▶ **What you will do**:
Give back the full listing, character for character, with no pictures.

** Begin Records to process **

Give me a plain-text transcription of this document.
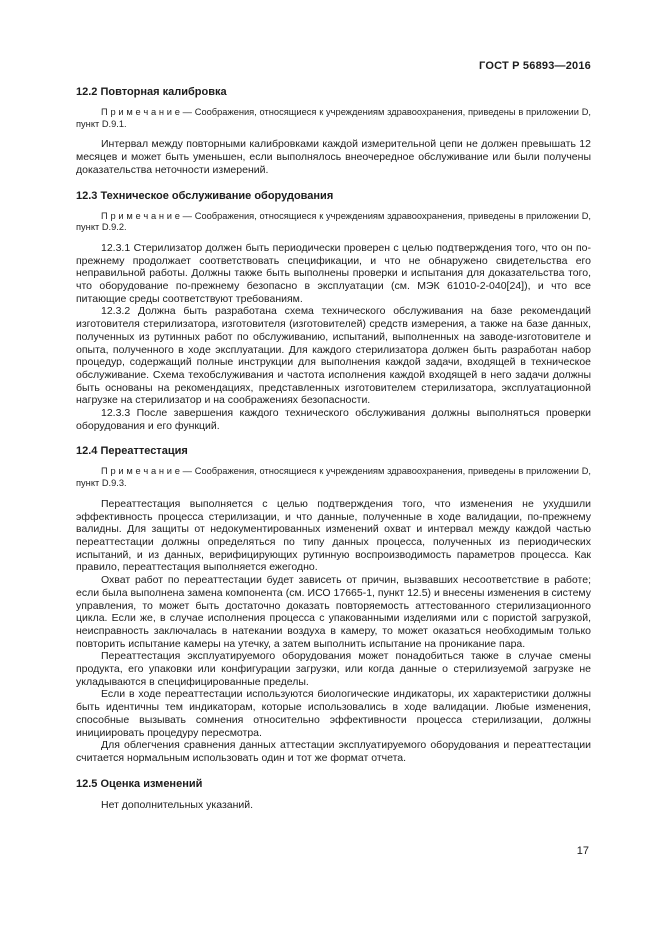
ГОСТ Р 56893—2016
12.2 Повторная калибровка

П р и м е ч а н и е — Соображения, относящиеся к учреждениям здравоохранения, приведены в приложении D, пункт D.9.1.

Интервал между повторными калибровками каждой измерительной цепи не должен превышать 12 месяцев и может быть уменьшен, если выполнялось внеочередное обслуживание или были получены доказательства неточности измерений.

12.3 Техническое обслуживание оборудования

П р и м е ч а н и е — Соображения, относящиеся к учреждениям здравоохранения, приведены в приложении D, пункт D.9.2.

12.3.1 Стерилизатор должен быть периодически проверен с целью подтверждения того, что он по-прежнему продолжает соответствовать спецификации, и что не обнаружено свидетельства его неправильной работы. Должны также быть выполнены проверки и испытания для доказательства того, что оборудование по-прежнему безопасно в эксплуатации (см. МЭК 61010-2-040[24]), и что все питающие среды соответствуют требованиям.

12.3.2 Должна быть разработана схема технического обслуживания на базе рекомендаций изготовителя стерилизатора, изготовителя (изготовителей) средств измерения, а также на базе данных, полученных из рутинных работ по обслуживанию, испытаний, выполненных на заводе-изготовителе и опыта, полученного в ходе эксплуатации. Для каждого стерилизатора должен быть разработан набор процедур, содержащий полные инструкции для выполнения каждой задачи, входящей в техническое обслуживание. Схема техобслуживания и частота исполнения каждой входящей в него задачи должны быть основаны на рекомендациях, представленных изготовителем стерилизатора, эксплуатационной нагрузке на стерилизатор и на соображениях безопасности.

12.3.3 После завершения каждого технического обслуживания должны выполняться проверки оборудования и его функций.

12.4 Переаттестация

П р и м е ч а н и е — Соображения, относящиеся к учреждениям здравоохранения, приведены в приложении D, пункт D.9.3.

Переаттестация выполняется с целью подтверждения того, что изменения не ухудшили эффективность процесса стерилизации, и что данные, полученные в ходе валидации, по-прежнему валидны. Для защиты от недокументированных изменений охват и интервал между каждой частью переаттестации должны определяться по типу данных процесса, полученных из периодических испытаний, и из данных, верифицирующих рутинную воспроизводимость параметров процесса. Как правило, переаттестация выполняется ежегодно.

Охват работ по переаттестации будет зависеть от причин, вызвавших несоответствие в работе; если была выполнена замена компонента (см. ИСО 17665-1, пункт 12.5) и внесены изменения в систему управления, то может быть достаточно доказать повторяемость аттестованного стерилизационного цикла. Если же, в случае исполнения процесса с упакованными изделиями или с пористой загрузкой, неисправность заключалась в натекании воздуха в камеру, то может оказаться необходимым только повторить испытание камеры на утечку, а затем выполнить испытание на проникание пара.

Переаттестация эксплуатируемого оборудования может понадобиться также в случае смены продукта, его упаковки или конфигурации загрузки, или когда данные о стерилизуемой загрузке не укладываются в специфицированные пределы.

Если в ходе переаттестации используются биологические индикаторы, их характеристики должны быть идентичны тем индикаторам, которые использовались в ходе валидации. Любые изменения, способные вызывать сомнения относительно эффективности процесса стерилизации, должны инициировать процедуру пересмотра.

Для облегчения сравнения данных аттестации эксплуатируемого оборудования и переаттестации считается нормальным использовать один и тот же формат отчета.

12.5 Оценка изменений

Нет дополнительных указаний.

17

** End Records to process **

▶ **Solution**:
Give me a plain-text transcription of this document.
ГОСТ Р 56893—2016
12.2 Повторная калибровка

П р и м е ч а н и е — Соображения, относящиеся к учреждениям здравоохранения, приведены в приложении D, пункт D.9.1.

Интервал между повторными калибровками каждой измерительной цепи не должен превышать 12 месяцев и может быть уменьшен, если выполнялось внеочередное обслуживание или были получены доказательства неточности измерений.

12.3 Техническое обслуживание оборудования

П р и м е ч а н и е — Соображения, относящиеся к учреждениям здравоохранения, приведены в приложении D, пункт D.9.2.

12.3.1 Стерилизатор должен быть периодически проверен с целью подтверждения того, что он по-прежнему продолжает соответствовать спецификации, и что не обнаружено свидетельства его неправильной работы. Должны также быть выполнены проверки и испытания для доказательства того, что оборудование по-прежнему безопасно в эксплуатации (см. МЭК 61010-2-040[24]), и что все питающие среды соответствуют требованиям.

12.3.2 Должна быть разработана схема технического обслуживания на базе рекомендаций изготовителя стерилизатора, изготовителя (изготовителей) средств измерения, а также на базе данных, полученных из рутинных работ по обслуживанию, испытаний, выполненных на заводе-изготовителе и опыта, полученного в ходе эксплуатации. Для каждого стерилизатора должен быть разработан набор процедур, содержащий полные инструкции для выполнения каждой задачи, входящей в техническое обслуживание. Схема техобслуживания и частота исполнения каждой входящей в него задачи должны быть основаны на рекомендациях, представленных изготовителем стерилизатора, эксплуатационной нагрузке на стерилизатор и на соображениях безопасности.

12.3.3 После завершения каждого технического обслуживания должны выполняться проверки оборудования и его функций.

12.4 Переаттестация

П р и м е ч а н и е — Соображения, относящиеся к учреждениям здравоохранения, приведены в приложении D, пункт D.9.3.

Переаттестация выполняется с целью подтверждения того, что изменения не ухудшили эффективность процесса стерилизации, и что данные, полученные в ходе валидации, по-прежнему валидны. Для защиты от недокументированных изменений охват и интервал между каждой частью переаттестации должны определяться по типу данных процесса, полученных из периодических испытаний, и из данных, верифицирующих рутинную воспроизводимость параметров процесса. Как правило, переаттестация выполняется ежегодно.

Охват работ по переаттестации будет зависеть от причин, вызвавших несоответствие в работе; если была выполнена замена компонента (см. ИСО 17665-1, пункт 12.5) и внесены изменения в систему управления, то может быть достаточно доказать повторяемость аттестованного стерилизационного цикла. Если же, в случае исполнения процесса с упакованными изделиями или с пористой загрузкой, неисправность заключалась в натекании воздуха в камеру, то может оказаться необходимым только повторить испытание камеры на утечку, а затем выполнить испытание на проникание пара.

Переаттестация эксплуатируемого оборудования может понадобиться также в случае смены продукта, его упаковки или конфигурации загрузки, или когда данные о стерилизуемой загрузке не укладываются в специфицированные пределы.

Если в ходе переаттестации используются биологические индикаторы, их характеристики должны быть идентичны тем индикаторам, которые использовались в ходе валидации. Любые изменения, способные вызывать сомнения относительно эффективности процесса стерилизации, должны инициировать процедуру пересмотра.

Для облегчения сравнения данных аттестации эксплуатируемого оборудования и переаттестации считается нормальным использовать один и тот же формат отчета.

12.5 Оценка изменений

Нет дополнительных указаний.

17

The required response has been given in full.